** REQUEST **
Locate each line in the records containing "type". Copy it.

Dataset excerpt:
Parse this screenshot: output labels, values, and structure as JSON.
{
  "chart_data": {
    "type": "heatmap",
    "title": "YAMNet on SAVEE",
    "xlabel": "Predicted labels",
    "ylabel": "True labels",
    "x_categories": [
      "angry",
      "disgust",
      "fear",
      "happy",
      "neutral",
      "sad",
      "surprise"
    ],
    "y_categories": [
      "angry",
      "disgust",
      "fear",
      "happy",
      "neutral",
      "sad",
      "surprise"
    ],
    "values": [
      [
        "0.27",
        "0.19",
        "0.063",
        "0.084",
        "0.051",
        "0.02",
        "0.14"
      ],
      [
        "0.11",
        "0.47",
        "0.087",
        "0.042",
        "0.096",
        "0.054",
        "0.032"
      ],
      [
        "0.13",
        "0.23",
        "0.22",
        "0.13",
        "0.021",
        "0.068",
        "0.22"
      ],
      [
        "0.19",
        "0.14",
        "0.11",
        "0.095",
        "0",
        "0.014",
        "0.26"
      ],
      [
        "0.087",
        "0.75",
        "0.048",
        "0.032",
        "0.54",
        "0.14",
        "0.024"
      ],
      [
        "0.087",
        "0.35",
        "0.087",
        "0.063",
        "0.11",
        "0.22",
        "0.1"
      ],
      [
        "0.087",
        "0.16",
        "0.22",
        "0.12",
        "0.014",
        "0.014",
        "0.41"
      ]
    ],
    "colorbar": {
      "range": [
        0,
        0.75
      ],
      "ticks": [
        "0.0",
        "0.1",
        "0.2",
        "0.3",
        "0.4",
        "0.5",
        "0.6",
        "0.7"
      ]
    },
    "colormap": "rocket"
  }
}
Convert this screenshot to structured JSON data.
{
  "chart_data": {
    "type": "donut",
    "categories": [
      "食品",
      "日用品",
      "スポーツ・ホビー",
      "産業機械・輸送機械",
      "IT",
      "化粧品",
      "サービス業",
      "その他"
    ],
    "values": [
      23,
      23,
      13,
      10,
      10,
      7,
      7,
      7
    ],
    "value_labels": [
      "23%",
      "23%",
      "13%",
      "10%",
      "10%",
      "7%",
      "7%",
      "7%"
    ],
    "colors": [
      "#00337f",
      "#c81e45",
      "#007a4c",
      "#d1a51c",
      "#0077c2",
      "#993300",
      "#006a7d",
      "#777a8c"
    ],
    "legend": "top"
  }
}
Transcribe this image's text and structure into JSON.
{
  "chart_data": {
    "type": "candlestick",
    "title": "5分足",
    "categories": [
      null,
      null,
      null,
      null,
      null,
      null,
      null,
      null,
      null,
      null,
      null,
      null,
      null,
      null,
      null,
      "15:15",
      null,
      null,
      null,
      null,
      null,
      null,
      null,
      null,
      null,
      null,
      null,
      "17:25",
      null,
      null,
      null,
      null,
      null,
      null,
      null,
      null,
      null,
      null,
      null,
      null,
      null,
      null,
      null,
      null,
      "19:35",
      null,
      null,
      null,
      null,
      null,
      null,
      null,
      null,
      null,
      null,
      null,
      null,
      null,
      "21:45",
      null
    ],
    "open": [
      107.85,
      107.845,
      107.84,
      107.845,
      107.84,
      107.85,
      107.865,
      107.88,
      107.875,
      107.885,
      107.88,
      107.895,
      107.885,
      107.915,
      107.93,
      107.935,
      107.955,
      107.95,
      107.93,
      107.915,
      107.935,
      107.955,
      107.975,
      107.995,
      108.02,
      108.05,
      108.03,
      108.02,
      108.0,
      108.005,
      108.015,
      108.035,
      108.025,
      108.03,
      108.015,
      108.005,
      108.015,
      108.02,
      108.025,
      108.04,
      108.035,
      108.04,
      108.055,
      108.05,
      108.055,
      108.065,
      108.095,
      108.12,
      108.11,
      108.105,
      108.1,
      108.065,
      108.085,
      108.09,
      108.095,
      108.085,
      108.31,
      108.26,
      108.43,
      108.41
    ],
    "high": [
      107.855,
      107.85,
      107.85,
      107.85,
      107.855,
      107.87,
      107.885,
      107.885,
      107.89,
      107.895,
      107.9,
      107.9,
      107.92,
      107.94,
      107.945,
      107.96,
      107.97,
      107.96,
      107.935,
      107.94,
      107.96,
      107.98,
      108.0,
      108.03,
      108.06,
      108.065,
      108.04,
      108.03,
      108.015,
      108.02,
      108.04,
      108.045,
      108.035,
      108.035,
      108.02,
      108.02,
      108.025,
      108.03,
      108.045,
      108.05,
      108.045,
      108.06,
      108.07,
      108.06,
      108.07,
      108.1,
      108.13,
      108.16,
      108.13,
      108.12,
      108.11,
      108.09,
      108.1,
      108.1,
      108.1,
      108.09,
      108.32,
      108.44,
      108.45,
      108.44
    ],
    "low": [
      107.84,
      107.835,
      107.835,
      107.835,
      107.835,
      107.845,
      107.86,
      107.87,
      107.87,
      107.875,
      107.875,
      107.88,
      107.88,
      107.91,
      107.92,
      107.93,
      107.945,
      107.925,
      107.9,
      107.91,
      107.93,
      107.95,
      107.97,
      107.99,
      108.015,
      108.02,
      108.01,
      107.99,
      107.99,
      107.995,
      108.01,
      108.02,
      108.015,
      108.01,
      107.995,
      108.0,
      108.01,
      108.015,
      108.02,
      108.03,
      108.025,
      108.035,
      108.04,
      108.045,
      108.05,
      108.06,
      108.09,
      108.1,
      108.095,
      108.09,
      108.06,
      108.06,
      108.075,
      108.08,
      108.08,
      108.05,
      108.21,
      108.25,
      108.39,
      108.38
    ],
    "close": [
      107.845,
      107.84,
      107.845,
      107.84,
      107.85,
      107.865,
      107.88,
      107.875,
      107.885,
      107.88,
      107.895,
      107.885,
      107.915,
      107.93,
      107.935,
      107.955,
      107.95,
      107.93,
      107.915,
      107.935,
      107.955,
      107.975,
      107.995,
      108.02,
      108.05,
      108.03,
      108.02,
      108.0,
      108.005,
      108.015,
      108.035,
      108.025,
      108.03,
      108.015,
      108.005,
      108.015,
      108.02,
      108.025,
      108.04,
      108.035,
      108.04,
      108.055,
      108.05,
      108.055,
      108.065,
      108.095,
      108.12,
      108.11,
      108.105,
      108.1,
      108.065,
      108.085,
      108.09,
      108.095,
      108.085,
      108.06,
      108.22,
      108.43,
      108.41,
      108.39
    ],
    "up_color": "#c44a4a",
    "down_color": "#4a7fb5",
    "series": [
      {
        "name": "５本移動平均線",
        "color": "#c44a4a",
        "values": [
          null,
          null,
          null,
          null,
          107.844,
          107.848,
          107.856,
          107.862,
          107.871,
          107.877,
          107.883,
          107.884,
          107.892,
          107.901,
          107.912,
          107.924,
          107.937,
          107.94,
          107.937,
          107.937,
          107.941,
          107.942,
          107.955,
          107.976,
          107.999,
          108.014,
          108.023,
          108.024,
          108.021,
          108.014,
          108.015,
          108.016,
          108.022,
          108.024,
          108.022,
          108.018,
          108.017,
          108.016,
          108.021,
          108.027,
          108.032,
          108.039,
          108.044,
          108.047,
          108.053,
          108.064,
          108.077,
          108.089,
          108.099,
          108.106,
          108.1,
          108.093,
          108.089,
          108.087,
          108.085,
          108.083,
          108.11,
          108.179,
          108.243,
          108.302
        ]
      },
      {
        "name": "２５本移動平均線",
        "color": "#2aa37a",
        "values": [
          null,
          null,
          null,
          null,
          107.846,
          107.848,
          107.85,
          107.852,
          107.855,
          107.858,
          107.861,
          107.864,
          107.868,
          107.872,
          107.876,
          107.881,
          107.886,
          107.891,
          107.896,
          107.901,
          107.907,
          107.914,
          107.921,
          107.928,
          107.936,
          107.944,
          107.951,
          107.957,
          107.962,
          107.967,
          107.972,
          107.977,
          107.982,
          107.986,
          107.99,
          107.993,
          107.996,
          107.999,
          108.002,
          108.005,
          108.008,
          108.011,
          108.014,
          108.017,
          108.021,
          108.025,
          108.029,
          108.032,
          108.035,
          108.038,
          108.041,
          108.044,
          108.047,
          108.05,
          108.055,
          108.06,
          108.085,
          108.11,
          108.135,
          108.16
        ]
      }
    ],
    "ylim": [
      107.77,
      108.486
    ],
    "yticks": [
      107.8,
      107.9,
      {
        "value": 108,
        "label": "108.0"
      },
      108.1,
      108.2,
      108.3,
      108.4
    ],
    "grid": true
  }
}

** RESPONSE TO THIS EXERCISE **
    "type": "heatmap",
    "type": "donut",
    "type": "candlestick",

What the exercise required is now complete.